■ EXTRACTO DE PÁGINA:

####

Es más que posible que los dos  coincidieran, e incluso compartieran más que algunas impresiones, poco tiempo después, cuando Le Provincial cerró y Bertrand decidió mudarse a París, pero la poca suerte a la hora de encontrar un empleo y sus sentimientos de vergüenza y orgullo al andar tan necesitado, provocaron que renunciase al sueño de la capital y volviese a su querida Dijon, donde siguió colaborando con algunos periódicos locales. Bien podría haber reunido e intentado publicar toda aquella producción, pero su obsesión por la corrección perpetua le llevaba a no dar ningún verso por bueno ni terminado. Tal fue la historia del Gaspard de la Nuit.

De vuelta a París, con todos sus amigos de Dijon convencidos de que dejaban marchar a un futuro gran novelista, y con el beneplácito de parte de la escena literaria parisina, Bertrand mantuvo a su entorno a la espera, mientras no paraba de modificar sin descanso su pequeña obra y se entretenía con cualquier distracción que pasara por delante. Aún así, consiguió editor. El manuscrito cayó en manos de Eugène Renduel y este se ofreció a imprimirlo de inmediato, pero Bertrand no estaba del todo convencido y solicitó darle unas vueltas más al libro. Y así pasaron días, semanas, años. Y mientras Victor Hugo ya era el autor de Nuestra señora de París, de Claudio Gueux y de varias obras de teatro y poemarios más, Bertrand incluso daba por escrito las instrucciones al cajista.

Y entonces el tiempo de Bertrand se agotó. Ingresó en el hospital sin avisar a ninguno de sus amigos y murió de tuberculosis con solo el escultor David d’Angers de testigo. Pero su libro seguía ahí, a la espera de ser publicado, y con una dedicatoria que destaca por su originalidad e intencionalidad. El libro, para los que hasta ahora no lo han sospechado, fue dedicado a Victor Hugo. Y además de elogiar su obra, incluye este revelador párrafo:

«Entonces, si a algún bibliófilo se le ocurre exhumar esta obra enmohecida y carcomida, leerá tu nombre ilustre en la primera página, que no habrá salvado al mío del olvido».

Puede que Bertrand fuera consciente de que el tiempo le había ganado la batalla, que había perdido multitud de oportunidades para brillar y qué mejor manera de pasar a la eternidad que bajo la estela del gran dramaturgo de su época.

####

■ CÓMO RESOLVERLO: Actualiza el pasaje del texto sobre Bertrand que va desde "Y entonces el" hasta "de su época." y cambia "tuberculosis" por "neumonía".

■ EXTRACTO DE FILAS:
####

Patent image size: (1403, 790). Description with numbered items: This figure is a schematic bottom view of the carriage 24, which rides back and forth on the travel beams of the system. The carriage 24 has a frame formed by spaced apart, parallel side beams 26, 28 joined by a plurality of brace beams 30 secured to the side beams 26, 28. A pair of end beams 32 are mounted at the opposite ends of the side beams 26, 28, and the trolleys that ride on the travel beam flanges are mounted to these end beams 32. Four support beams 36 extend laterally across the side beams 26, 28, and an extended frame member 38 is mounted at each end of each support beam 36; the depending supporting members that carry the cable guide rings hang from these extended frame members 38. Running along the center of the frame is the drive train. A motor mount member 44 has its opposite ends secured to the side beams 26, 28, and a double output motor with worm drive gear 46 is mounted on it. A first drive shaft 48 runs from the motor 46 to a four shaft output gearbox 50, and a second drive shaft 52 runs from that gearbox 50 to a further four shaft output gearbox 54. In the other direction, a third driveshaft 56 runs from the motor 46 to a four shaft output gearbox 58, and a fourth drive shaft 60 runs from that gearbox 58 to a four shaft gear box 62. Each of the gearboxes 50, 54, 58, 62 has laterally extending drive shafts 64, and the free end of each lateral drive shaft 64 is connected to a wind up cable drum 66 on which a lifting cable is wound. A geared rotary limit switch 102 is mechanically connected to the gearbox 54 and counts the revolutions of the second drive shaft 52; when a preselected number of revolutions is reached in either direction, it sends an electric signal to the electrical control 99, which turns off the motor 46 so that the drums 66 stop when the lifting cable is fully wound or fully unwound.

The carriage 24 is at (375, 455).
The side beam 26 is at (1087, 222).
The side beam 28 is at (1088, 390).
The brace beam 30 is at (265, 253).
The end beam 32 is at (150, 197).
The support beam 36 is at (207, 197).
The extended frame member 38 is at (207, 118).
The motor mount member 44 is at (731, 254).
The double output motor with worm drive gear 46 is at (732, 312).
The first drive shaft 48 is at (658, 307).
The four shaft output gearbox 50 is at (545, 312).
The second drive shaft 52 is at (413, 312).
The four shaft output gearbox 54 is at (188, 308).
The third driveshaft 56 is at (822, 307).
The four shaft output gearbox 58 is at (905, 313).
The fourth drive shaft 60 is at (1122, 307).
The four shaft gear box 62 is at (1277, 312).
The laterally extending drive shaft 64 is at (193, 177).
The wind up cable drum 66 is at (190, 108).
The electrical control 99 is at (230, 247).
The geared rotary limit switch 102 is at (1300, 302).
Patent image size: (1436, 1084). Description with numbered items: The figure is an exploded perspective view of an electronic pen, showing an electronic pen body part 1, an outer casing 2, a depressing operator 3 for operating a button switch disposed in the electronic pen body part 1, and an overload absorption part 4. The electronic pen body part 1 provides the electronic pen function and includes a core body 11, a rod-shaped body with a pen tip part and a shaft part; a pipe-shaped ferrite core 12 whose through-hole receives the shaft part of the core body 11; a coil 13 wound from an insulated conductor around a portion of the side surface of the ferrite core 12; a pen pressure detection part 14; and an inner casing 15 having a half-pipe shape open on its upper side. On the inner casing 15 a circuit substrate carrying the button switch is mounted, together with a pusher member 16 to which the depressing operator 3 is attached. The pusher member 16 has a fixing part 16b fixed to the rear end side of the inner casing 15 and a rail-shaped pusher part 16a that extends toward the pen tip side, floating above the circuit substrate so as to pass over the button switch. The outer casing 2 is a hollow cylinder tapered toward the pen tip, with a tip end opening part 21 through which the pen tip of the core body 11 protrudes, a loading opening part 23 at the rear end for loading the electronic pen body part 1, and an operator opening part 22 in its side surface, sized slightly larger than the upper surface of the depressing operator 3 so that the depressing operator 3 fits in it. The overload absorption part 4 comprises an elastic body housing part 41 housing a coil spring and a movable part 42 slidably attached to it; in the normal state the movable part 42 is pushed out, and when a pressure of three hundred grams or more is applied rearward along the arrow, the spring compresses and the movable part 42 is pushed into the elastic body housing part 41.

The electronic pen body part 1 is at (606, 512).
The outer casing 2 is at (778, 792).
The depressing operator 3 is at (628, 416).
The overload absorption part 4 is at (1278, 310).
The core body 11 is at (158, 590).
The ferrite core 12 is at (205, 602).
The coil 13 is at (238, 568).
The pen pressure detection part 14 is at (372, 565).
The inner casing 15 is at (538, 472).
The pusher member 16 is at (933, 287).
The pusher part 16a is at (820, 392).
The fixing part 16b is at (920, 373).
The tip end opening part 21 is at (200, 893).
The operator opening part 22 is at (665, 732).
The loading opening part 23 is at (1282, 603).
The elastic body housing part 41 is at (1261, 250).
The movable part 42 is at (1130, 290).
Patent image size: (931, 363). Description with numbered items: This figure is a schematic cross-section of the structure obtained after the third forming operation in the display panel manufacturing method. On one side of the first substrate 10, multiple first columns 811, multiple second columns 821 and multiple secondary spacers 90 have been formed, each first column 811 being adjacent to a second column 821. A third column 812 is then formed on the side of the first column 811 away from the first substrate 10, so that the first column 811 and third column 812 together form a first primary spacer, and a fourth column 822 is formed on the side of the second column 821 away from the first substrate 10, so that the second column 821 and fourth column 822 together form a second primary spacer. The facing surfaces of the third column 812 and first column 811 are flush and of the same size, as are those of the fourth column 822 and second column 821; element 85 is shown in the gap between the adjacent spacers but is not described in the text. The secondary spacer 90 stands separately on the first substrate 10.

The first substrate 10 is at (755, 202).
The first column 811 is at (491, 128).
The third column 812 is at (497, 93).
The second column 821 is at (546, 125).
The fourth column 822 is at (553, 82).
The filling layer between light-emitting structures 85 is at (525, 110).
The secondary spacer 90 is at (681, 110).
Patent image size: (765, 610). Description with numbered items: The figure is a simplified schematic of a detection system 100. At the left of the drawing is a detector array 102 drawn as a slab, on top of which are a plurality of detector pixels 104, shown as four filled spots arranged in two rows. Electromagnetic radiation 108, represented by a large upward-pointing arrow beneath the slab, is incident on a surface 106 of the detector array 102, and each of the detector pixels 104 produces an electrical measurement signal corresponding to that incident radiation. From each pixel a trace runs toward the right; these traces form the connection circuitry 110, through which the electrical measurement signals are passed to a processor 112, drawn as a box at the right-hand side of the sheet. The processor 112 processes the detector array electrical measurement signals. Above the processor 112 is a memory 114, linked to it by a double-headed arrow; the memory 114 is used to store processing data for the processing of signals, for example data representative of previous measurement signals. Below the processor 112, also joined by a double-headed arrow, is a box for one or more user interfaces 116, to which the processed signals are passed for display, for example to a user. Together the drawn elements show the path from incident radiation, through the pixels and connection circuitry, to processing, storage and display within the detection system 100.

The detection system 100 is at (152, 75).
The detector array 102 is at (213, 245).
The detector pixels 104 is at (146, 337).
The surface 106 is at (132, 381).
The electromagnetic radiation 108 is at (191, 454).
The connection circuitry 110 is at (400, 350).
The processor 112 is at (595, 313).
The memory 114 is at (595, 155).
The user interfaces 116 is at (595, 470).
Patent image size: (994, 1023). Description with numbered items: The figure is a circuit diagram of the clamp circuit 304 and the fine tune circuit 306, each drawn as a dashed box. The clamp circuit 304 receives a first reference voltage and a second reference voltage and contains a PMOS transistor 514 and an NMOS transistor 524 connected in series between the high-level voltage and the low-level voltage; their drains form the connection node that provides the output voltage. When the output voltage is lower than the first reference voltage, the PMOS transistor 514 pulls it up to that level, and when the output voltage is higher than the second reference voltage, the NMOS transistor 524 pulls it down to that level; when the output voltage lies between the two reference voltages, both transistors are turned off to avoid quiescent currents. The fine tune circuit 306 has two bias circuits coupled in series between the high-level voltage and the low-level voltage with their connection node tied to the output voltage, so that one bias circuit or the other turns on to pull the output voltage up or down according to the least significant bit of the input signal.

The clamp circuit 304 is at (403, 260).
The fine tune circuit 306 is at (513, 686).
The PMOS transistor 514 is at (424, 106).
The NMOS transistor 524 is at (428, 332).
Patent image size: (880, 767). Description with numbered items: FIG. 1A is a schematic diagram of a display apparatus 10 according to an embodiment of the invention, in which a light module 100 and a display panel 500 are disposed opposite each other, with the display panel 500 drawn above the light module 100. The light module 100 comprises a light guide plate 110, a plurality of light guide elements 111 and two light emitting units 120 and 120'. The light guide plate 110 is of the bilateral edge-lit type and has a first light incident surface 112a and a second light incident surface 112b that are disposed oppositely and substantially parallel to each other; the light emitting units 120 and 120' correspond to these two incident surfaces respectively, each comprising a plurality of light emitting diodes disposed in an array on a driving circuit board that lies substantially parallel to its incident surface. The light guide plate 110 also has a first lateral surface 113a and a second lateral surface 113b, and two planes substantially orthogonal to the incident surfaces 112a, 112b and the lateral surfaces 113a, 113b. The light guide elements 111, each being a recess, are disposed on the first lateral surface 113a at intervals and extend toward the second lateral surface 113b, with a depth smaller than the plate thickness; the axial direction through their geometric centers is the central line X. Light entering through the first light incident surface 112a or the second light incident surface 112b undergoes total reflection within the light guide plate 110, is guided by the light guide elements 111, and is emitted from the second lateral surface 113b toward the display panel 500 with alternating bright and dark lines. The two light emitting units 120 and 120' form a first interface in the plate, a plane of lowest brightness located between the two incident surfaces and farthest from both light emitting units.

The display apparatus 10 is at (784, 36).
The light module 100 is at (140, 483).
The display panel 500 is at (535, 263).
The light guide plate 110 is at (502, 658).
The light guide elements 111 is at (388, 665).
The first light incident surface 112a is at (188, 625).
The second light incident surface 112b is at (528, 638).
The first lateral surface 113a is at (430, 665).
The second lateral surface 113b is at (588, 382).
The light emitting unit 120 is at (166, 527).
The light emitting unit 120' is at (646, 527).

####

■ RESPUESTA DEL EJERCICIO:
Y entonces el tiempo de Bertrand se agotó. Ingresó en el hospital sin avisar a ninguno de sus amigos y murió de neumonía con solo el escultor David d’Angers de testigo. Pero su libro seguía ahí, a la espera de ser publicado, y con una dedicatoria que destaca por su originalidad e intencionalidad. El libro, para los que hasta ahora no lo han sospechado, fue dedicado a Victor Hugo. Y además de elogiar su obra, incluye este revelador párrafo:

«Entonces, si a algún bibliófilo se le ocurre exhumar esta obra enmohecida y carcomida, leerá tu nombre ilustre en la primera página, que no habrá salvado al mío del olvido».

Puede que Bertrand fuera consciente de que el tiempo le había ganado la batalla, que había perdido multitud de oportunidades para brillar y qué mejor manera de pasar a la eternidad que bajo la estela del gran dramaturgo de su época.